» Exercise description
Extract from the listing each line in which the word "JSON" appears.

### Dataset excerpts

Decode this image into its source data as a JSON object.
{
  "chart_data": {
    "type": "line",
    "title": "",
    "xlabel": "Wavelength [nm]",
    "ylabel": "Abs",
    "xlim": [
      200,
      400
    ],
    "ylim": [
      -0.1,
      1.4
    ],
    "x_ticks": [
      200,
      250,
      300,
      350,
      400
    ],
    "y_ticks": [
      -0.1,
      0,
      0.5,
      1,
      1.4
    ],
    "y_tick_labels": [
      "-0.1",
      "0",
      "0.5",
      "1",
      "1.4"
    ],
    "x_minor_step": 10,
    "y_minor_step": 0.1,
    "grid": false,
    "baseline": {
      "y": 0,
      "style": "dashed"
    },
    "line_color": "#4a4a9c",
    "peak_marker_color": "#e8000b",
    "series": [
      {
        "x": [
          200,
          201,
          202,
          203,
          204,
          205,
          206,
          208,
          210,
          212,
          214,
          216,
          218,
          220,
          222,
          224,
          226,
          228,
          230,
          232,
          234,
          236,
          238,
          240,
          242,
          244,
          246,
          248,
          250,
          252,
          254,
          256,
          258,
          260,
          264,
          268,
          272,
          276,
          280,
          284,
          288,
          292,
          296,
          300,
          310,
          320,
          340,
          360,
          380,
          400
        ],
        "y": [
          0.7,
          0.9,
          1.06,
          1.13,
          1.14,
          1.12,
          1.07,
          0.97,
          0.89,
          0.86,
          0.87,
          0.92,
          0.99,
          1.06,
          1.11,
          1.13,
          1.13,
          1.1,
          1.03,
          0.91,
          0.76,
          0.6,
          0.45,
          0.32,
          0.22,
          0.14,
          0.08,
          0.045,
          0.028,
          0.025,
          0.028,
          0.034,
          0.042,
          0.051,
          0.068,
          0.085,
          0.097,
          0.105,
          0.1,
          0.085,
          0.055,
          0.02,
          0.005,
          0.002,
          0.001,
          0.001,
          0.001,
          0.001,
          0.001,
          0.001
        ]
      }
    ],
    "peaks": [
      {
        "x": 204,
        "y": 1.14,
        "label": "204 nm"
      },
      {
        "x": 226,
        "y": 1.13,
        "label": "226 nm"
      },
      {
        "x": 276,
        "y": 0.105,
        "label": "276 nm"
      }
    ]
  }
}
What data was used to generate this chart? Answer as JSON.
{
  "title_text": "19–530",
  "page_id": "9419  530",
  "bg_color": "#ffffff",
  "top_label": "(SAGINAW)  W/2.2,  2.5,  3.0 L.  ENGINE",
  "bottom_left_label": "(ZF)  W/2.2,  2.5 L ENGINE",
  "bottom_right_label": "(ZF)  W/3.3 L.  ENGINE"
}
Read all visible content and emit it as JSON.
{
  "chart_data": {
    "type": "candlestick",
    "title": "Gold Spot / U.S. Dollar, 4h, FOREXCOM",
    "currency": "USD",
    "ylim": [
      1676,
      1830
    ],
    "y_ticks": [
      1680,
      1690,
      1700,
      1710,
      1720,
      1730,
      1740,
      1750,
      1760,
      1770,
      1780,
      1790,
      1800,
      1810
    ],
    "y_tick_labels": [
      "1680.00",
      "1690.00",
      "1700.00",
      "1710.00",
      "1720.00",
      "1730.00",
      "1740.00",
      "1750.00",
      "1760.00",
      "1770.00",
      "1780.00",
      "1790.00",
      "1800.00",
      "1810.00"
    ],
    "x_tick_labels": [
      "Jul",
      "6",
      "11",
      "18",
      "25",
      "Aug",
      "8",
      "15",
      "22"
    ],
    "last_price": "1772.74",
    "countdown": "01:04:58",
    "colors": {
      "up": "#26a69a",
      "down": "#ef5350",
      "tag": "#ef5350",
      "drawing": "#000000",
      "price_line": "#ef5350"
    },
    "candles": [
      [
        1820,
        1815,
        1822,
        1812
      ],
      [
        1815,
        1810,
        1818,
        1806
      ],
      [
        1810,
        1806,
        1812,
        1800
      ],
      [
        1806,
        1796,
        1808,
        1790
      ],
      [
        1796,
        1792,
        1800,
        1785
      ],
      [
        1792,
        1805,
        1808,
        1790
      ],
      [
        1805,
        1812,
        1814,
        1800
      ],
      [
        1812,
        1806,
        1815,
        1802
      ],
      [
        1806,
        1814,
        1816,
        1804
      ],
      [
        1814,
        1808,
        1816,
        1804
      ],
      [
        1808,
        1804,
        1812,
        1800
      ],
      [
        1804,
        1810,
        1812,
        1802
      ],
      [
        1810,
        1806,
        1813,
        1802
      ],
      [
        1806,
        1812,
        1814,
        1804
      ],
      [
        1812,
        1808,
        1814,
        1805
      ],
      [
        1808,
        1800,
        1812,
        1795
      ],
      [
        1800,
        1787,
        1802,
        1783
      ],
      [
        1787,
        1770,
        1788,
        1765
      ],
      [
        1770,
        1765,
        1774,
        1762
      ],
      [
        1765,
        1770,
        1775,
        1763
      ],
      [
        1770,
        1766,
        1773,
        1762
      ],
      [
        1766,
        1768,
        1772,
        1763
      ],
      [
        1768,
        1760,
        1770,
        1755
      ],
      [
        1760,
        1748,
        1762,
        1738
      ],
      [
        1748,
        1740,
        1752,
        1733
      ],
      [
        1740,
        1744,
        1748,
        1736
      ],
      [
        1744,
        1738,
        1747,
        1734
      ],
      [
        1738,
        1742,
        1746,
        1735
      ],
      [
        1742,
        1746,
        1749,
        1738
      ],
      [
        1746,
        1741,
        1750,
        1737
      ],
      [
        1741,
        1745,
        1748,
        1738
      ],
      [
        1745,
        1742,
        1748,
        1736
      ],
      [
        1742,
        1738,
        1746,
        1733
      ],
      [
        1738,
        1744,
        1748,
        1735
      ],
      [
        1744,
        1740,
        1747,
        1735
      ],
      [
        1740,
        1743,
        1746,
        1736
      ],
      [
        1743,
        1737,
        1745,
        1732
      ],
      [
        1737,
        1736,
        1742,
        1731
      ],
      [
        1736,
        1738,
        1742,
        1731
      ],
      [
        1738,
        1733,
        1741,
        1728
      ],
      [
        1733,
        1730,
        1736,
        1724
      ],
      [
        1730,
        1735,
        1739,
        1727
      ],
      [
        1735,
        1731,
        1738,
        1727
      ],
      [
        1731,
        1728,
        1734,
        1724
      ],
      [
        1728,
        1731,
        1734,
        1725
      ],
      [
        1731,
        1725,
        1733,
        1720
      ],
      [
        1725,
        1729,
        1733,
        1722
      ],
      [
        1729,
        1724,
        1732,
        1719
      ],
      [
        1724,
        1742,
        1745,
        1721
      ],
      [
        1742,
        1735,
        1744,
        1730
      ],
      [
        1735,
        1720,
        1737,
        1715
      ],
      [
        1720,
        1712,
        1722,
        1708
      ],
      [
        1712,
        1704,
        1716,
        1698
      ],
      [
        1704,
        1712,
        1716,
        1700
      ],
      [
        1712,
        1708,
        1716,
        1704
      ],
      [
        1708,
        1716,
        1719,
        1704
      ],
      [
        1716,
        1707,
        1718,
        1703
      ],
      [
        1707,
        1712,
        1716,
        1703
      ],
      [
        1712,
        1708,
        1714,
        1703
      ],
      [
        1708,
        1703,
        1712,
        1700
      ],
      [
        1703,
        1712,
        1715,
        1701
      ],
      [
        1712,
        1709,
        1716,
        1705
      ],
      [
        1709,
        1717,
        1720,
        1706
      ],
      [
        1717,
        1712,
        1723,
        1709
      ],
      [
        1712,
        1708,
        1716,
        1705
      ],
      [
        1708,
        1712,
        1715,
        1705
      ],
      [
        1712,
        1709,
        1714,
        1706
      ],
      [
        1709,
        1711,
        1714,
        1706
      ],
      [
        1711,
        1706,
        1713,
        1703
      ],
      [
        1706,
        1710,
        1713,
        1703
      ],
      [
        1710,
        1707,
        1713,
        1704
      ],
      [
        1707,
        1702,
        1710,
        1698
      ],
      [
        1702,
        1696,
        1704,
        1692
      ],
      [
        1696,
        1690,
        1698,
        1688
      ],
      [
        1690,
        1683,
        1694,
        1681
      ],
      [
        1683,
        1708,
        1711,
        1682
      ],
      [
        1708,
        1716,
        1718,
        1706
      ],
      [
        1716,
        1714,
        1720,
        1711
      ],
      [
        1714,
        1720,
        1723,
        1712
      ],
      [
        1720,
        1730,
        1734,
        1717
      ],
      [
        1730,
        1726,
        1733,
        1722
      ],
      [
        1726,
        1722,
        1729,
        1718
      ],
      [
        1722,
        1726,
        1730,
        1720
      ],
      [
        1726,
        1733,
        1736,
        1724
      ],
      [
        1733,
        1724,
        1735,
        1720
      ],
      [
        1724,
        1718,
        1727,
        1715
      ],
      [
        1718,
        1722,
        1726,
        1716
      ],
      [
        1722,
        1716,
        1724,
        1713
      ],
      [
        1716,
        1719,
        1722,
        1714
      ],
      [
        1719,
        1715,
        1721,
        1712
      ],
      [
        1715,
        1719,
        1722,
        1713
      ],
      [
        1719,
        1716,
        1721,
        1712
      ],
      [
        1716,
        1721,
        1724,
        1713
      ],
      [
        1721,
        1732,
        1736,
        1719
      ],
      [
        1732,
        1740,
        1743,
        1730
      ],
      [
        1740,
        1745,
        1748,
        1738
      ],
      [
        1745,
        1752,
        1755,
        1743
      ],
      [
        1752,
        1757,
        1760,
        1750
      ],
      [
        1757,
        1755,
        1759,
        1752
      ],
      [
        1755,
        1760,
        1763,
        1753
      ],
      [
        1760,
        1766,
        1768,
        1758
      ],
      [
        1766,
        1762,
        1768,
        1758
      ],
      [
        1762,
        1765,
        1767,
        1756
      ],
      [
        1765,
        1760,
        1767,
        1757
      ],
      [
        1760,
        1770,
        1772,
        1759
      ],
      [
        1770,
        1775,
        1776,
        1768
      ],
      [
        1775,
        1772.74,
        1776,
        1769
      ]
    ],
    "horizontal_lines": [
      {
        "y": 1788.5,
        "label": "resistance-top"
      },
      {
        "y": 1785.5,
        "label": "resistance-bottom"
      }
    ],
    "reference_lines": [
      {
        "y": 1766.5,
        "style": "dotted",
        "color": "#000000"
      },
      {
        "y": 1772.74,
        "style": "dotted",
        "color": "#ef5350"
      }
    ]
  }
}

######

» Solution to this exercise
Decode this image into its source data as a JSON object.
What data was used to generate this chart? Answer as JSON.
Read all visible content and emit it as JSON.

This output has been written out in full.